___ Excerpted data

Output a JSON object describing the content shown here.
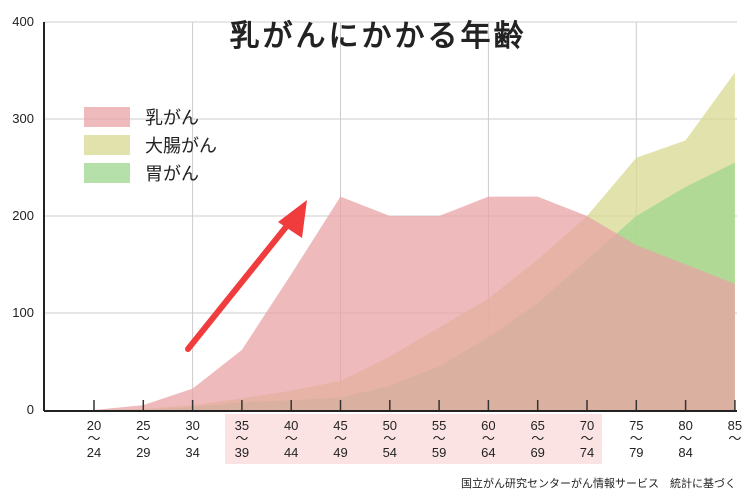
{
  "chart_data": {
    "type": "area",
    "title": "乳がんにかかる年齢",
    "categories": [
      "20〜24",
      "25〜29",
      "30〜34",
      "35〜39",
      "40〜44",
      "45〜49",
      "50〜54",
      "55〜59",
      "60〜64",
      "65〜69",
      "70〜74",
      "75〜79",
      "80〜84",
      "85〜"
    ],
    "category_labels": [
      {
        "from": "20",
        "sep": "〜",
        "to": "24"
      },
      {
        "from": "25",
        "sep": "〜",
        "to": "29"
      },
      {
        "from": "30",
        "sep": "〜",
        "to": "34"
      },
      {
        "from": "35",
        "sep": "〜",
        "to": "39"
      },
      {
        "from": "40",
        "sep": "〜",
        "to": "44"
      },
      {
        "from": "45",
        "sep": "〜",
        "to": "49"
      },
      {
        "from": "50",
        "sep": "〜",
        "to": "54"
      },
      {
        "from": "55",
        "sep": "〜",
        "to": "59"
      },
      {
        "from": "60",
        "sep": "〜",
        "to": "64"
      },
      {
        "from": "65",
        "sep": "〜",
        "to": "69"
      },
      {
        "from": "70",
        "sep": "〜",
        "to": "74"
      },
      {
        "from": "75",
        "sep": "〜",
        "to": "79"
      },
      {
        "from": "80",
        "sep": "〜",
        "to": "84"
      },
      {
        "from": "85",
        "sep": "〜",
        "to": ""
      }
    ],
    "yticks": [
      "0",
      "100",
      "200",
      "300",
      "400"
    ],
    "ylim": [
      0,
      400
    ],
    "grid": true,
    "legend_position": "top-left",
    "series": [
      {
        "name": "乳がん",
        "color": "#e8a3a6",
        "values": [
          0,
          5,
          22,
          62,
          140,
          220,
          200,
          200,
          220,
          220,
          200,
          170,
          150,
          130
        ]
      },
      {
        "name": "大腸がん",
        "color": "#d8da90",
        "values": [
          0,
          1,
          5,
          12,
          20,
          30,
          55,
          85,
          115,
          155,
          200,
          260,
          278,
          348
        ]
      },
      {
        "name": "胃がん",
        "color": "#9ed58e",
        "values": [
          0,
          0,
          3,
          8,
          10,
          13,
          25,
          45,
          75,
          110,
          155,
          200,
          230,
          255
        ]
      }
    ],
    "highlight_range": [
      "35〜39",
      "70〜74"
    ],
    "highlight_color": "#fbe3e4",
    "arrow_color": "#f03c3c",
    "source": "国立がん研究センターがん情報サービス　統計に基づく"
  }
}
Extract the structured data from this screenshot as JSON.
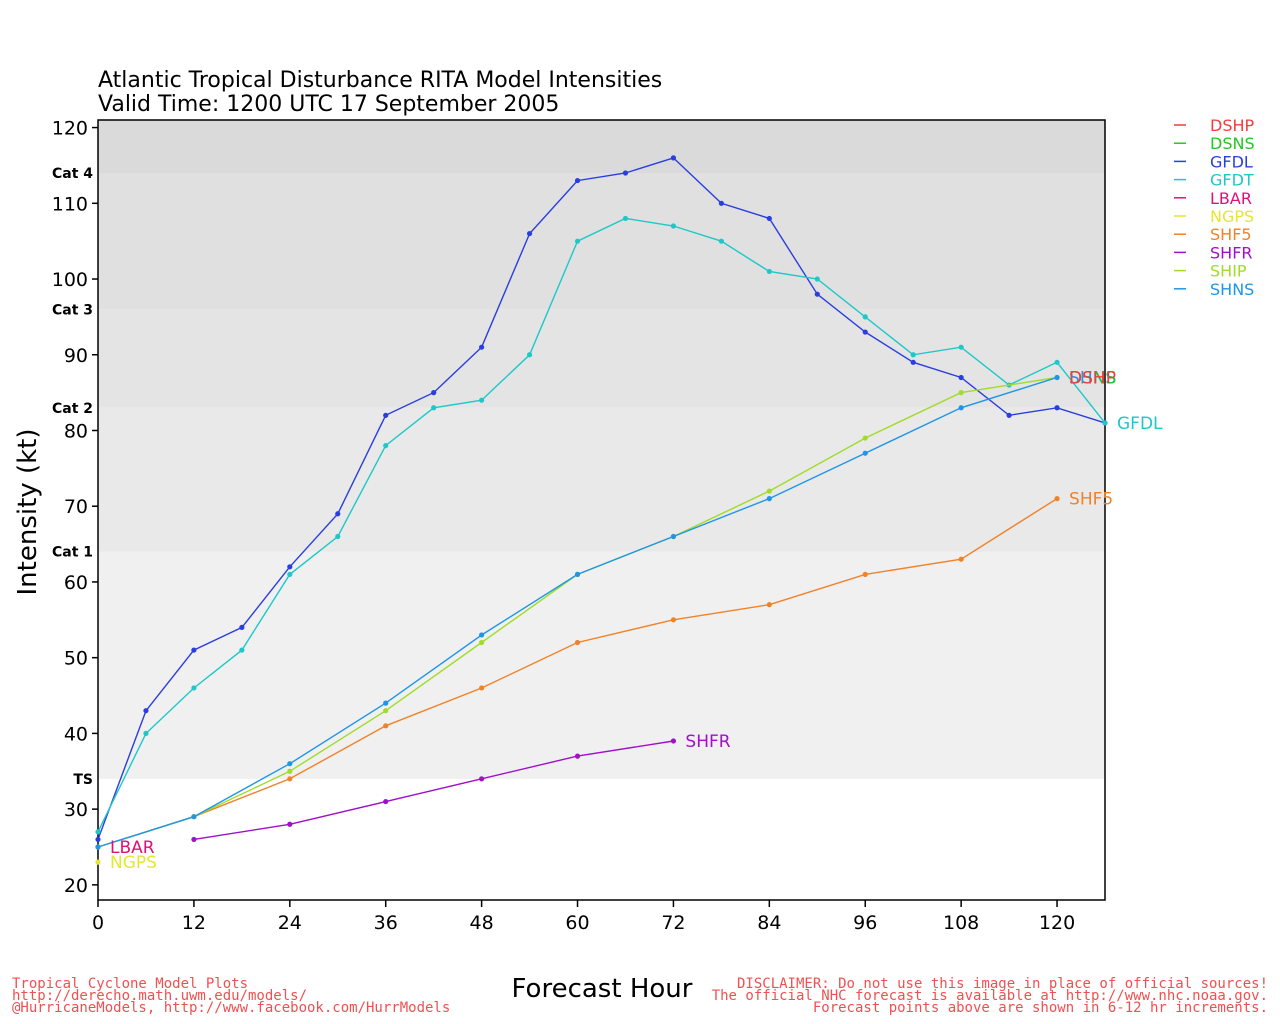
{
  "chart_data": {
    "type": "line",
    "title": "Atlantic Tropical Disturbance RITA Model Intensities",
    "subtitle": "Valid Time: 1200 UTC 17 September 2005",
    "xlabel": "Forecast Hour",
    "ylabel": "Intensity (kt)",
    "xlim": [
      0,
      126
    ],
    "ylim": [
      18,
      121
    ],
    "xticks": [
      0,
      12,
      24,
      36,
      48,
      60,
      72,
      84,
      96,
      108,
      120
    ],
    "yticks": [
      20,
      30,
      40,
      50,
      60,
      70,
      80,
      90,
      100,
      110,
      120
    ],
    "bands": [
      {
        "label": "",
        "from": 18,
        "to": 34,
        "color": "#ffffff"
      },
      {
        "label": "TS",
        "from": 34,
        "to": 64,
        "color": "#f0f0f0"
      },
      {
        "label": "Cat 1",
        "from": 64,
        "to": 83,
        "color": "#e9e9e9"
      },
      {
        "label": "Cat 2",
        "from": 83,
        "to": 96,
        "color": "#e4e4e4"
      },
      {
        "label": "Cat 3",
        "from": 96,
        "to": 114,
        "color": "#e0e0e0"
      },
      {
        "label": "Cat 4",
        "from": 114,
        "to": 121,
        "color": "#dadada"
      }
    ],
    "legend_position": "top-right",
    "series": [
      {
        "name": "DSHP",
        "color": "#f03c3c",
        "points": []
      },
      {
        "name": "DSNS",
        "color": "#20c820",
        "points": []
      },
      {
        "name": "GFDL",
        "color": "#2a3ee0",
        "label": "",
        "points": [
          [
            0,
            26
          ],
          [
            6,
            43
          ],
          [
            12,
            51
          ],
          [
            18,
            54
          ],
          [
            24,
            62
          ],
          [
            30,
            69
          ],
          [
            36,
            82
          ],
          [
            42,
            85
          ],
          [
            48,
            91
          ],
          [
            54,
            106
          ],
          [
            60,
            113
          ],
          [
            66,
            114
          ],
          [
            72,
            116
          ],
          [
            78,
            110
          ],
          [
            84,
            108
          ],
          [
            90,
            98
          ],
          [
            96,
            93
          ],
          [
            102,
            89
          ],
          [
            108,
            87
          ],
          [
            114,
            82
          ],
          [
            120,
            83
          ],
          [
            126,
            81
          ]
        ]
      },
      {
        "name": "GFDT",
        "color": "#1ec8c8",
        "label": "GFDL",
        "points": [
          [
            0,
            27
          ],
          [
            6,
            40
          ],
          [
            12,
            46
          ],
          [
            18,
            51
          ],
          [
            24,
            61
          ],
          [
            30,
            66
          ],
          [
            36,
            78
          ],
          [
            42,
            83
          ],
          [
            48,
            84
          ],
          [
            54,
            90
          ],
          [
            60,
            105
          ],
          [
            66,
            108
          ],
          [
            72,
            107
          ],
          [
            78,
            105
          ],
          [
            84,
            101
          ],
          [
            90,
            100
          ],
          [
            96,
            95
          ],
          [
            102,
            90
          ],
          [
            108,
            91
          ],
          [
            114,
            86
          ],
          [
            120,
            89
          ],
          [
            126,
            81
          ]
        ]
      },
      {
        "name": "LBAR",
        "color": "#e0107a",
        "label": "LBAR",
        "points": [
          [
            0,
            25
          ]
        ]
      },
      {
        "name": "NGPS",
        "color": "#e6e632",
        "label": "NGPS",
        "points": [
          [
            0,
            23
          ]
        ]
      },
      {
        "name": "SHF5",
        "color": "#f08228",
        "label": "SHF5",
        "points": [
          [
            0,
            25
          ],
          [
            12,
            29
          ],
          [
            24,
            34
          ],
          [
            36,
            41
          ],
          [
            48,
            46
          ],
          [
            60,
            52
          ],
          [
            72,
            55
          ],
          [
            84,
            57
          ],
          [
            96,
            61
          ],
          [
            108,
            63
          ],
          [
            120,
            71
          ]
        ]
      },
      {
        "name": "SHFR",
        "color": "#a010c8",
        "label": "SHFR",
        "points": [
          [
            12,
            26
          ],
          [
            24,
            28
          ],
          [
            36,
            31
          ],
          [
            48,
            34
          ],
          [
            60,
            37
          ],
          [
            72,
            39
          ]
        ]
      },
      {
        "name": "SHIP",
        "color": "#a0dc28",
        "label": "",
        "points": [
          [
            0,
            25
          ],
          [
            12,
            29
          ],
          [
            24,
            35
          ],
          [
            36,
            43
          ],
          [
            48,
            52
          ],
          [
            60,
            61
          ],
          [
            72,
            66
          ],
          [
            84,
            72
          ],
          [
            96,
            79
          ],
          [
            108,
            85
          ],
          [
            120,
            87
          ]
        ]
      },
      {
        "name": "SHNS",
        "color": "#1e96e6",
        "label": "SHNS",
        "points": [
          [
            0,
            25
          ],
          [
            12,
            29
          ],
          [
            24,
            36
          ],
          [
            36,
            44
          ],
          [
            48,
            53
          ],
          [
            60,
            61
          ],
          [
            72,
            66
          ],
          [
            84,
            71
          ],
          [
            96,
            77
          ],
          [
            108,
            83
          ],
          [
            120,
            87
          ]
        ]
      }
    ],
    "overlapping_end_labels": [
      {
        "text": "DSNS",
        "color": "#20c820",
        "x": 120,
        "y": 87
      },
      {
        "text": "DSHP",
        "color": "#f03c3c",
        "x": 120,
        "y": 87
      }
    ]
  },
  "footer": {
    "left": [
      "Tropical Cyclone Model Plots",
      "http://derecho.math.uwm.edu/models/",
      "@HurricaneModels, http://www.facebook.com/HurrModels"
    ],
    "right": [
      "DISCLAIMER: Do not use this image in place of official sources!",
      "The official NHC forecast is available at http://www.nhc.noaa.gov.",
      "Forecast points above are shown in 6-12 hr increments."
    ]
  }
}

______

[Set problem]:
Say how many lines in the records contain the string "official", and say nothing else.

[Task output]:
2